### Exercise requirements
Using the listing below, select the lines with the word "colors" and copy them.

### Excerpted records
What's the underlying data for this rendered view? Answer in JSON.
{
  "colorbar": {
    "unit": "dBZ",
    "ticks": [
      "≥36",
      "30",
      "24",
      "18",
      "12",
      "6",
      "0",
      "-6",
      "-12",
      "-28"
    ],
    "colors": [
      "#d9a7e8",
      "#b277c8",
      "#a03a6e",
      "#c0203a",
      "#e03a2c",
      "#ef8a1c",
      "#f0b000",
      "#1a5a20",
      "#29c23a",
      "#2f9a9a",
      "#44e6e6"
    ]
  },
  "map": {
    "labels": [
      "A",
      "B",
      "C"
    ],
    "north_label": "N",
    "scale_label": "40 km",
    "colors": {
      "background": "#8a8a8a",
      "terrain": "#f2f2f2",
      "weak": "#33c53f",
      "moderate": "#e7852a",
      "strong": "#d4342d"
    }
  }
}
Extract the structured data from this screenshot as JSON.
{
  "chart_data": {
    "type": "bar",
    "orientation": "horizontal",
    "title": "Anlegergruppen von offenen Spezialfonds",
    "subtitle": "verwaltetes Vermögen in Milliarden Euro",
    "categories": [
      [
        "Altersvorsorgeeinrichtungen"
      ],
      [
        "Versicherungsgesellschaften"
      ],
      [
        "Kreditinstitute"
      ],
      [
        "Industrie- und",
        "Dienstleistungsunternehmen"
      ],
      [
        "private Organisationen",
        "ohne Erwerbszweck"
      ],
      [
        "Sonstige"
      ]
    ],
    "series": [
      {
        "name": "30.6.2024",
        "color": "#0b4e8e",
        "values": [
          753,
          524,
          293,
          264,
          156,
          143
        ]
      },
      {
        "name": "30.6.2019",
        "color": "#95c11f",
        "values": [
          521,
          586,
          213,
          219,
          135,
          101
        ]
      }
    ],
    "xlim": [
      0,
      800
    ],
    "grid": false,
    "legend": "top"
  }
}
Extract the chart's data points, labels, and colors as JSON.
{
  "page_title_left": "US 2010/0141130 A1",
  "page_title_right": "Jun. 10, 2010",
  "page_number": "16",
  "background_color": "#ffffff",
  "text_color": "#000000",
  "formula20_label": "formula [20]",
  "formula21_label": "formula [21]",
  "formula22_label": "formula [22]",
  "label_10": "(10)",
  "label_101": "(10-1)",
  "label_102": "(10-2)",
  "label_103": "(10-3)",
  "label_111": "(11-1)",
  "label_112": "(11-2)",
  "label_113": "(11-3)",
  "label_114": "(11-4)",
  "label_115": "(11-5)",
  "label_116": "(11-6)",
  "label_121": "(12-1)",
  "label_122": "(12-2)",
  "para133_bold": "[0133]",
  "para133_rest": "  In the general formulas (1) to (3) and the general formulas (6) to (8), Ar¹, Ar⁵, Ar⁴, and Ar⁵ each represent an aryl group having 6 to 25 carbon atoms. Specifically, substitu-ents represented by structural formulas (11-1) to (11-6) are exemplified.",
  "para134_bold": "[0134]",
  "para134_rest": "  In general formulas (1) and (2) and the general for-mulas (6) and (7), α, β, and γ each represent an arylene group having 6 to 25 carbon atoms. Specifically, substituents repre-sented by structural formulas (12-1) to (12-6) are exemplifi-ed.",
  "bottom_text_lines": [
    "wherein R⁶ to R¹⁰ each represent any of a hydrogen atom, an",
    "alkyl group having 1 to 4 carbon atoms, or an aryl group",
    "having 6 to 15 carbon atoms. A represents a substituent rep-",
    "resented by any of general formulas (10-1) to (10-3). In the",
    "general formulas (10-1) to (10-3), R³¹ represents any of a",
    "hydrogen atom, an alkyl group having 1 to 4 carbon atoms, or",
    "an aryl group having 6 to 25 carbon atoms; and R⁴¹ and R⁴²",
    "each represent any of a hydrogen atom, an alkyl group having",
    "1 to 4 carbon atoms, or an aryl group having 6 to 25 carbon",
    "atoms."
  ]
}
* * *
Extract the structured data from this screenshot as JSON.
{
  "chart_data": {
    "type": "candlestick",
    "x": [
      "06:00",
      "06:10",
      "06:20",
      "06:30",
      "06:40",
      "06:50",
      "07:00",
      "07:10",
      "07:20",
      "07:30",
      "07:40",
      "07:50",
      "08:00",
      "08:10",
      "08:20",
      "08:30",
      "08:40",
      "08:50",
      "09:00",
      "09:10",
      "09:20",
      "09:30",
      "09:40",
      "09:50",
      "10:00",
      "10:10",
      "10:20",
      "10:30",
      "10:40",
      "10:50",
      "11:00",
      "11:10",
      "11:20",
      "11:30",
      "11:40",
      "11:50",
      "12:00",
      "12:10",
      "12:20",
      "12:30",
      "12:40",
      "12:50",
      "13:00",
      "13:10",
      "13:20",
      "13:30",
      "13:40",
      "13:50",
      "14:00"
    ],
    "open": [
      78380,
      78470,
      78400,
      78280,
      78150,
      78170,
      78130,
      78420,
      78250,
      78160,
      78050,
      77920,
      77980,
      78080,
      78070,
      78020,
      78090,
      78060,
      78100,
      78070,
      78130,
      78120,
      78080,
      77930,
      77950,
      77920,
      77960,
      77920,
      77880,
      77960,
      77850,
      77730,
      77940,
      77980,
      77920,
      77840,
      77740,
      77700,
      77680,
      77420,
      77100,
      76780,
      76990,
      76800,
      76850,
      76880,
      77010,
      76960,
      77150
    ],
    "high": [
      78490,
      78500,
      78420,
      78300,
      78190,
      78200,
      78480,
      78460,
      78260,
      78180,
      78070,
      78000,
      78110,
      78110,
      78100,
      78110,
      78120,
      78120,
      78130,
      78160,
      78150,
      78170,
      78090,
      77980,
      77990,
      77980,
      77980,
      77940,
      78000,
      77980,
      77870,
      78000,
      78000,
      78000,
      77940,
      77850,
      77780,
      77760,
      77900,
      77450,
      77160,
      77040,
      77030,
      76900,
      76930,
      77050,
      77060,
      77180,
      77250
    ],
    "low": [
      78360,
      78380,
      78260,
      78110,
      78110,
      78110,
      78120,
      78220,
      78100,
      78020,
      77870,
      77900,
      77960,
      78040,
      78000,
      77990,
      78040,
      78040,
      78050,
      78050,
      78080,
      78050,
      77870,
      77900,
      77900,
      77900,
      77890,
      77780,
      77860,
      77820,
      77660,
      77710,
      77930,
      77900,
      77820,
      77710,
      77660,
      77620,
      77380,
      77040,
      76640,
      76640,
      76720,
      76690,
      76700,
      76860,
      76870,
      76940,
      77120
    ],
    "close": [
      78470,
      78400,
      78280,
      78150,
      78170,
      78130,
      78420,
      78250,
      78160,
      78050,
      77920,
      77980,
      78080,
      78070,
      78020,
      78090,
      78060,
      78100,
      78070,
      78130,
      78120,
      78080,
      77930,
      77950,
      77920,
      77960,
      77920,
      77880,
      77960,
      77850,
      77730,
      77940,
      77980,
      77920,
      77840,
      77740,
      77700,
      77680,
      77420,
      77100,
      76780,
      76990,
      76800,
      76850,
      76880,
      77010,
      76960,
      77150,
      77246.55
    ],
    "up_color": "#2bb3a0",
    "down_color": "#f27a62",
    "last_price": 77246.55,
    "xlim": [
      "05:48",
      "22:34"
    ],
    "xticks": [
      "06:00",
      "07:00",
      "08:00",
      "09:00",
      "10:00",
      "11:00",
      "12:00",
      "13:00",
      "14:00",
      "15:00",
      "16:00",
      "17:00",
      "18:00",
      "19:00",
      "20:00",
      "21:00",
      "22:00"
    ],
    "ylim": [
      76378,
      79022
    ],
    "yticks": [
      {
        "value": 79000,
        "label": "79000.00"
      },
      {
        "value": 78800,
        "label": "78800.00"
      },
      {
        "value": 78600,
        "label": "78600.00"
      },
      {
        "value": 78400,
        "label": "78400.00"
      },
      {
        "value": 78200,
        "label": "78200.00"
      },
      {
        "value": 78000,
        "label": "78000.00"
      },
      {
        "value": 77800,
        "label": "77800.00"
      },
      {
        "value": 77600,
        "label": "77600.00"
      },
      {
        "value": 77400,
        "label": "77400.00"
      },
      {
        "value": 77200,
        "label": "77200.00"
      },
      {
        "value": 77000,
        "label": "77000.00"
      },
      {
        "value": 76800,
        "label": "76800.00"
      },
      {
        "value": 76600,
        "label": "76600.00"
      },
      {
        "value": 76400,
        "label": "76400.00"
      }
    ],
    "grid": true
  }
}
---
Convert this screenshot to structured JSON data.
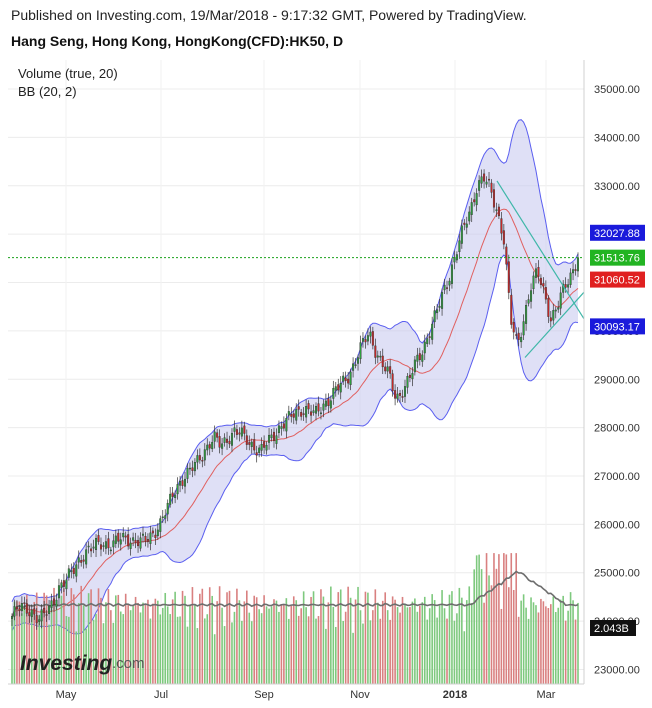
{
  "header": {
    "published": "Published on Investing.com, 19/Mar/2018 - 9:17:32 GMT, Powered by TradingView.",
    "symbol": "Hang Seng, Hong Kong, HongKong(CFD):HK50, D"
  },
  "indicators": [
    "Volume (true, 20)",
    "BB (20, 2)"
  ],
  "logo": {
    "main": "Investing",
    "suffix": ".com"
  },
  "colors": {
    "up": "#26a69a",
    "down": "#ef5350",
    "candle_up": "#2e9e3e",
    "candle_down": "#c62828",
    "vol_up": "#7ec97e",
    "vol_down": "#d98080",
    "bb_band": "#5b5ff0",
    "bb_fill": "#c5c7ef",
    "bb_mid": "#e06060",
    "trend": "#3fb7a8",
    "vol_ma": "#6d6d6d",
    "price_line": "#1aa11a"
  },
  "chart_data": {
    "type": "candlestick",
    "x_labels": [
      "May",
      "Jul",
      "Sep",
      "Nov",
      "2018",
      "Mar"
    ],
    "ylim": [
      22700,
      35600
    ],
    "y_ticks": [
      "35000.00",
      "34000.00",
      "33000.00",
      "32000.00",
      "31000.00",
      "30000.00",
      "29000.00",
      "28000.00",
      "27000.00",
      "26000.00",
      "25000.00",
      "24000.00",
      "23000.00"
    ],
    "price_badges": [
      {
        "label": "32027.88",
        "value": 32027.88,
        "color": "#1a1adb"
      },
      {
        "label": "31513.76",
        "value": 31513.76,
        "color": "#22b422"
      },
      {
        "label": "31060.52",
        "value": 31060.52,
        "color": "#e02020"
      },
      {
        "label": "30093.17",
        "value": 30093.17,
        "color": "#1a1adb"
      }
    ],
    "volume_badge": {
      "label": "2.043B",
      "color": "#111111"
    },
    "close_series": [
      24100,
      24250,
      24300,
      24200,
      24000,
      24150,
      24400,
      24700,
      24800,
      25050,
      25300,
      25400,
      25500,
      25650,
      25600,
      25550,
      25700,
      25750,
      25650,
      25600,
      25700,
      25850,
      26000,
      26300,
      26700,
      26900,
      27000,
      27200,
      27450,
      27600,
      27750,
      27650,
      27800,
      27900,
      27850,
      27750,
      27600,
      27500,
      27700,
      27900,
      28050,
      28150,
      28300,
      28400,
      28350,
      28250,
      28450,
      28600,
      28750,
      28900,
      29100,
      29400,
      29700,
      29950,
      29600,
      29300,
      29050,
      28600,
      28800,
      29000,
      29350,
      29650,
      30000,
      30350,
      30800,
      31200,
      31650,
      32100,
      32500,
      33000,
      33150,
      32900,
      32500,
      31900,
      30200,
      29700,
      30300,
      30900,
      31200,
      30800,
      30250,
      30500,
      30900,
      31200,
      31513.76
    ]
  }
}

### Correct result
    "colors": [
    "colors": {
Extract the chart's data points, labels, and colors as JSON.
  "colors": {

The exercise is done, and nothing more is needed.